## Task goal
From the listing below, extract each line containing the string "reeds".

----

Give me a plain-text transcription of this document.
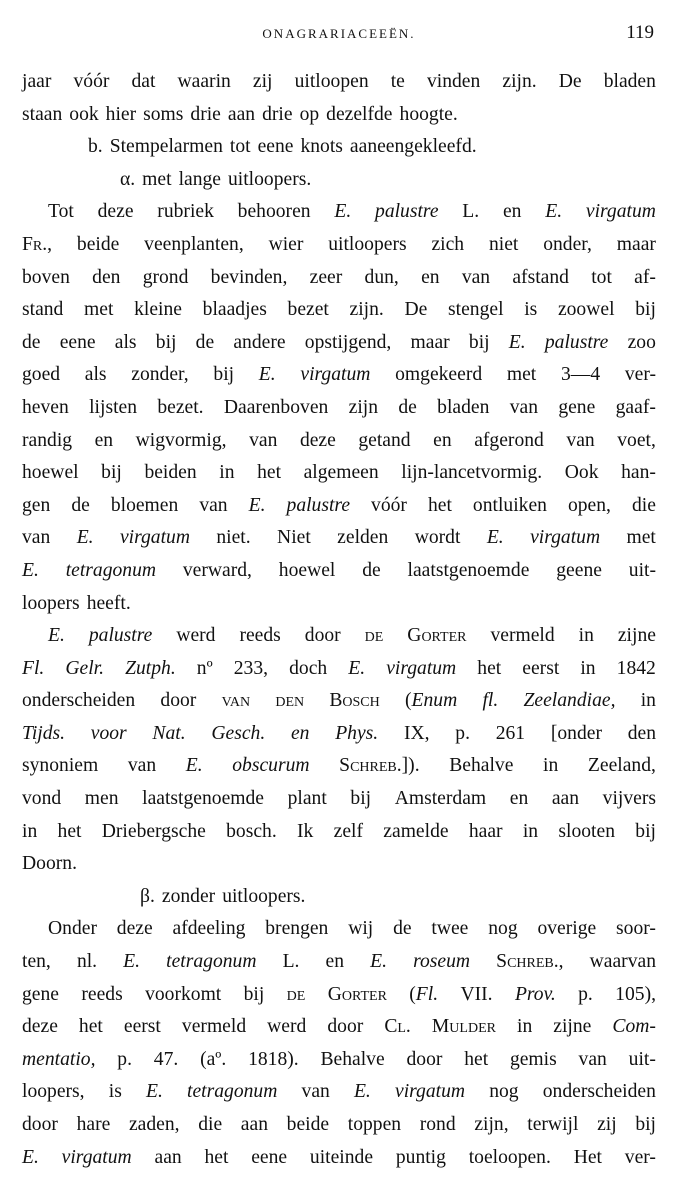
ONAGRARIACEEËN.	119
jaar vóór dat waarin zij uitloopen te vinden zijn. De bladen
staan ook hier soms drie aan drie op dezelfde hoogte.
b. Stempelarmen tot eene knots aaneengekleefd.
α. met lange uitloopers.
Tot deze rubriek behooren E. palustre L. en E. virgatum
Fr., beide veenplanten, wier uitloopers zich niet onder, maar
boven den grond bevinden, zeer dun, en van afstand tot af-
stand met kleine blaadjes bezet zijn. De stengel is zoowel bij
de eene als bij de andere opstijgend, maar bij E. palustre zoo
goed als zonder, bij E. virgatum omgekeerd met 3—4 ver-
heven lijsten bezet. Daarenboven zijn de bladen van gene gaaf-
randig en wigvormig, van deze getand en afgerond van voet,
hoewel bij beiden in het algemeen lijn-lancetvormig. Ook han-
gen de bloemen van E. palustre vóór het ontluiken open, die
van E. virgatum niet. Niet zelden wordt E. virgatum met
E. tetragonum verward, hoewel de laatstgenoemde geene uit-
loopers heeft.
E. palustre werd reeds door de Gorter vermeld in zijne
Fl. Gelr. Zutph. nº 233, doch E. virgatum het eerst in 1842
onderscheiden door van den Bosch (Enum fl. Zeelandiae, in
Tijds. voor Nat. Gesch. en Phys. IX, p. 261 [onder den
synoniem van E. obscurum Schreb.]). Behalve in Zeeland,
vond men laatstgenoemde plant bij Amsterdam en aan vijvers
in het Driebergsche bosch. Ik zelf zamelde haar in slooten bij
Doorn.
β. zonder uitloopers.
Onder deze afdeeling brengen wij de twee nog overige soor-
ten, nl. E. tetragonum L. en E. roseum Schreb., waarvan
gene reeds voorkomt bij de Gorter (Fl. VII. Prov. p. 105),
deze het eerst vermeld werd door Cl. Mulder in zijne Com-
mentatio, p. 47. (aº. 1818). Behalve door het gemis van uit-
loopers, is E. tetragonum van E. virgatum nog onderscheiden
door hare zaden, die aan beide toppen rond zijn, terwijl zij bij
E. virgatum aan het eene uiteinde puntig toeloopen. Het ver-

----

## Result of this exercise
E. palustre werd reeds door de Gorter vermeld in zijne
gene reeds voorkomt bij de Gorter (Fl. VII. Prov. p. 105),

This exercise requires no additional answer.